**What is expected:** Set down the data below without change, skipping the pictures it holds.

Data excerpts

────────────────────────────────────────

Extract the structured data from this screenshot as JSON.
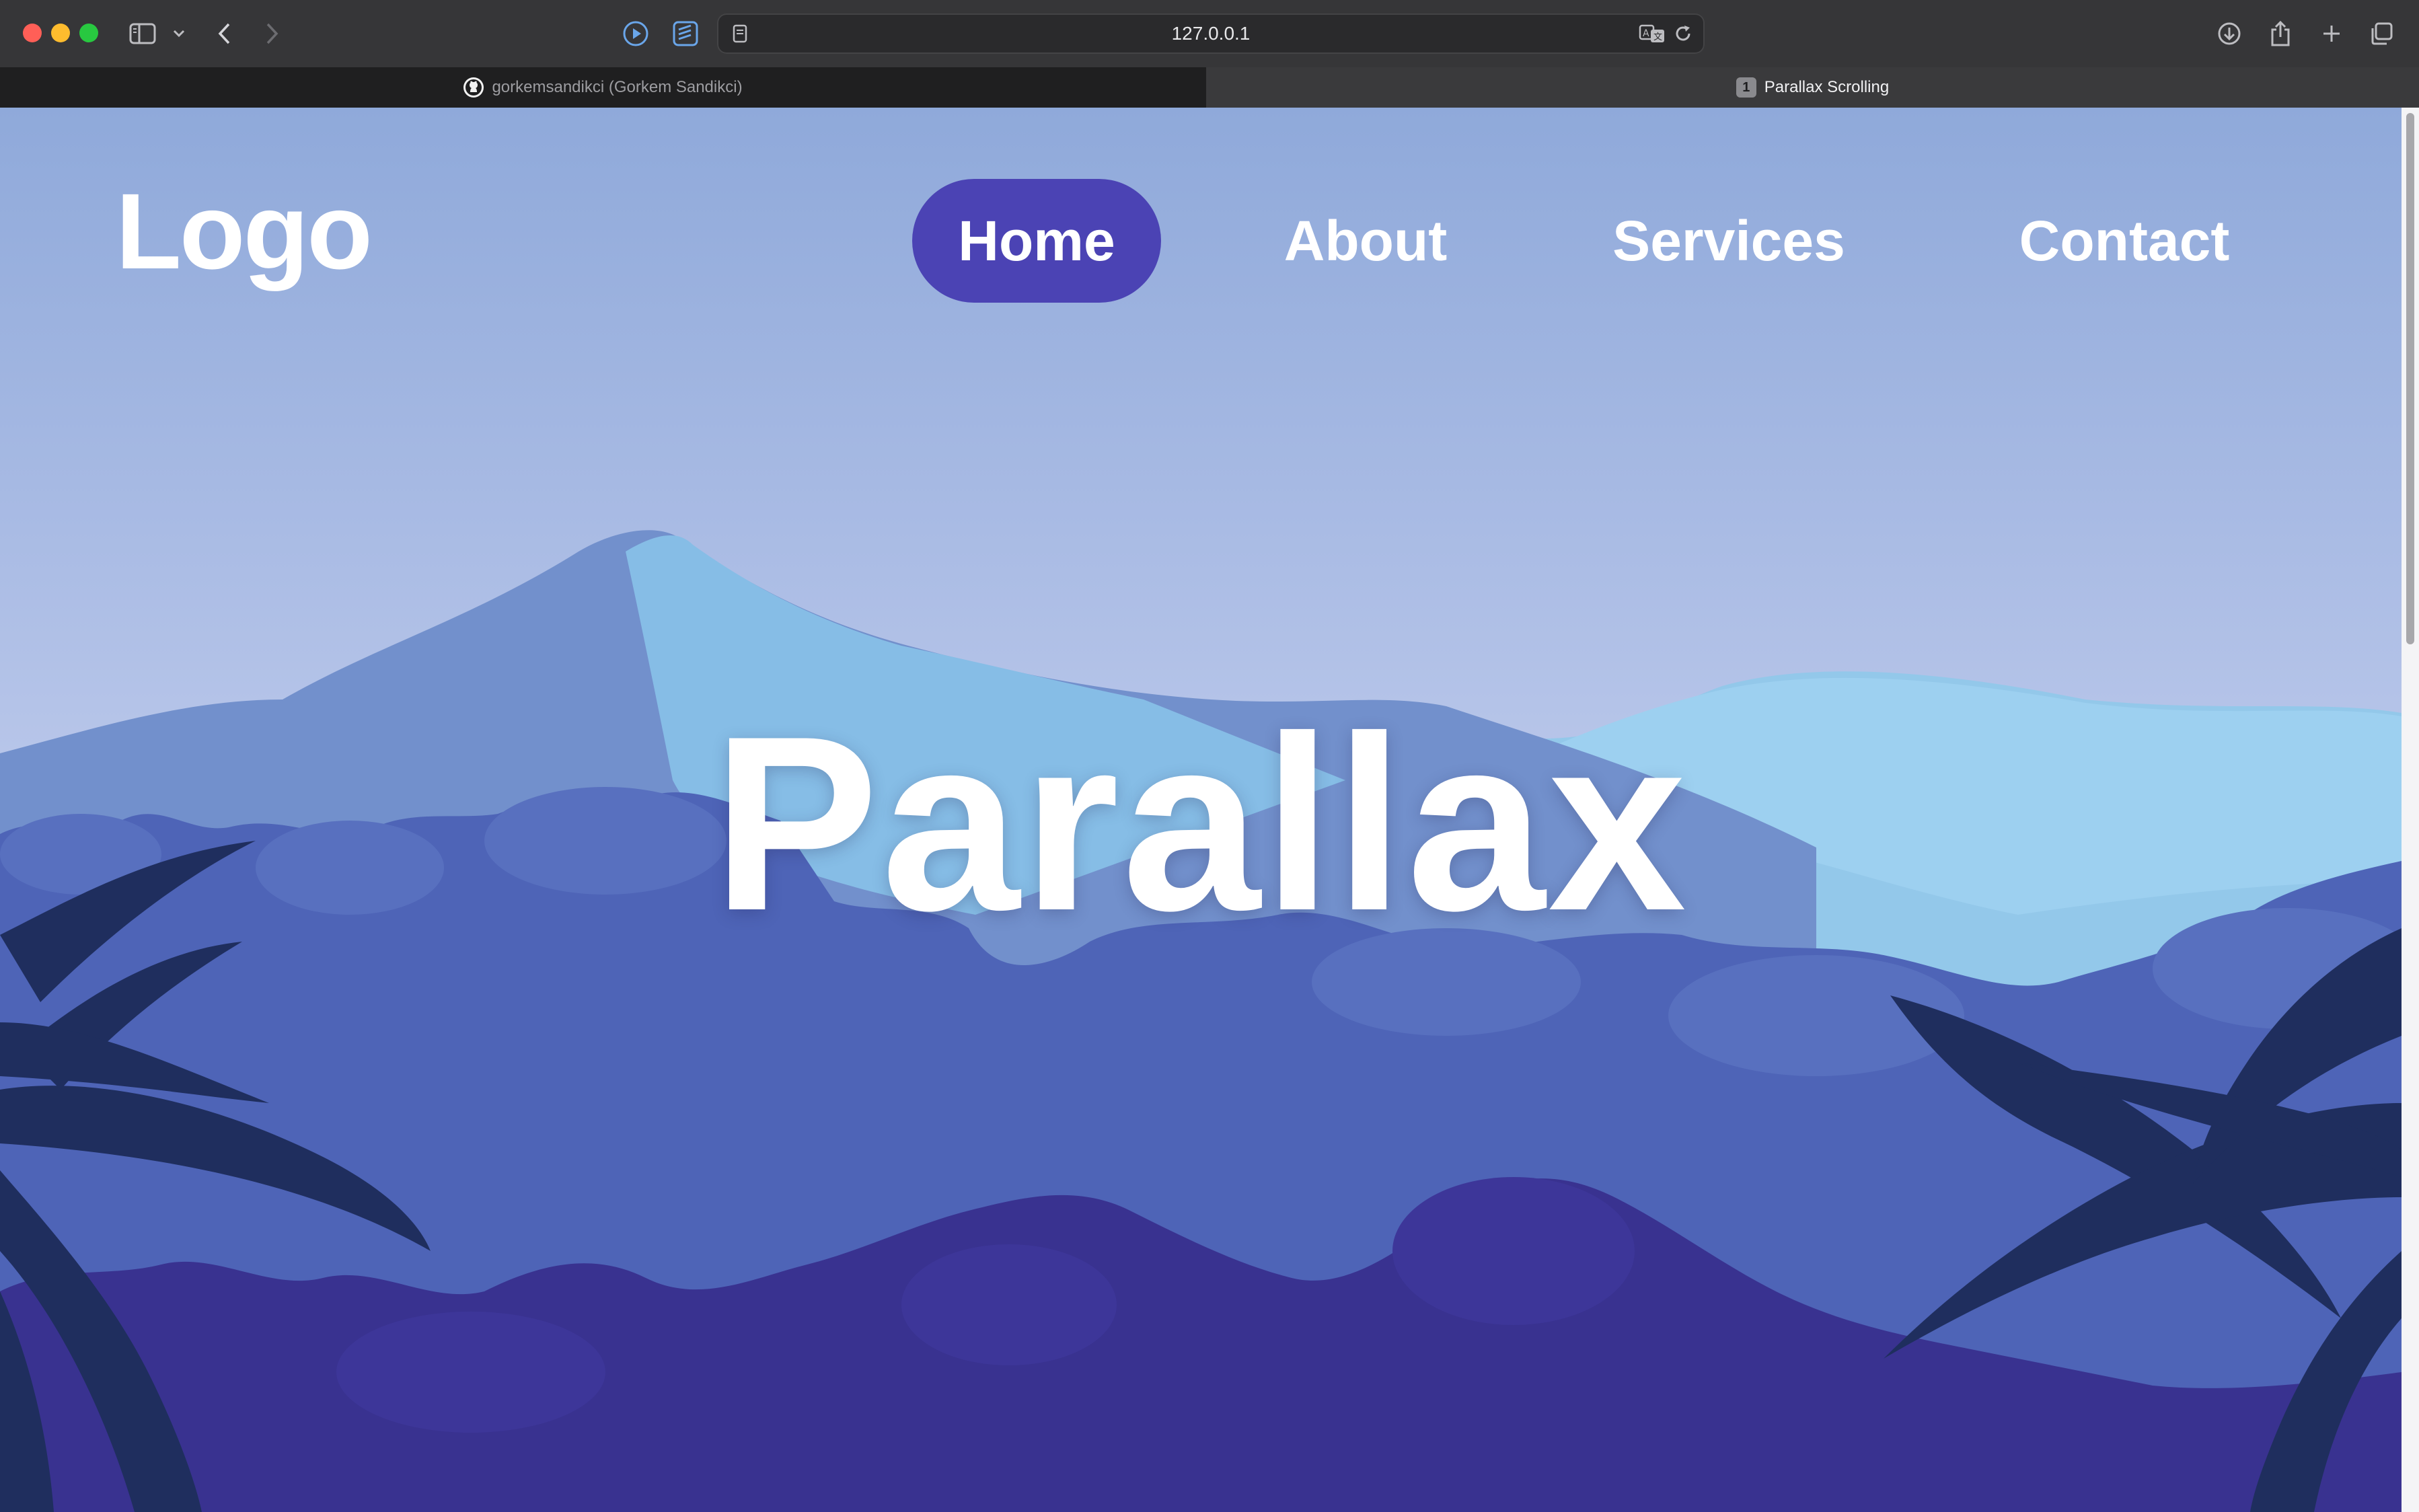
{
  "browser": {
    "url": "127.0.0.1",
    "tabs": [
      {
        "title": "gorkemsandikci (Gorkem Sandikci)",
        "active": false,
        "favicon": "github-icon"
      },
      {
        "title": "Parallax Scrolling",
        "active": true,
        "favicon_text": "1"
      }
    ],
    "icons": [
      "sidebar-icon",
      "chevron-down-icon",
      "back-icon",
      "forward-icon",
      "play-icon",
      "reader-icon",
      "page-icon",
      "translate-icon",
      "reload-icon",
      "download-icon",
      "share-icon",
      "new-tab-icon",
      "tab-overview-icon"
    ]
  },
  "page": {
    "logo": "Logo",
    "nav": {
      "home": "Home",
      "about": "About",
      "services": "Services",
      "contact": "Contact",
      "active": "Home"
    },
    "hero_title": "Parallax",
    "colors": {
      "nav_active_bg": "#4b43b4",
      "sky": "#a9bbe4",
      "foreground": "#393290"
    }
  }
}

────────────────────────────────────────

**Answer in full:**
Extract the structured data from this screenshot as JSON.
{
  "browser": {
    "url": "127.0.0.1",
    "tabs": [
      {
        "title": "gorkemsandikci (Gorkem Sandikci)",
        "active": false,
        "favicon": "github-icon"
      },
      {
        "title": "Parallax Scrolling",
        "active": true,
        "favicon_text": "1"
      }
    ],
    "icons": [
      "sidebar-icon",
      "chevron-down-icon",
      "back-icon",
      "forward-icon",
      "play-icon",
      "reader-icon",
      "page-icon",
      "translate-icon",
      "reload-icon",
      "download-icon",
      "share-icon",
      "new-tab-icon",
      "tab-overview-icon"
    ]
  },
  "page": {
    "logo": "Logo",
    "nav": {
      "home": "Home",
      "about": "About",
      "services": "Services",
      "contact": "Contact",
      "active": "Home"
    },
    "hero_title": "Parallax",
    "colors": {
      "nav_active_bg": "#4b43b4",
      "sky": "#a9bbe4",
      "foreground": "#393290"
    }
  }
}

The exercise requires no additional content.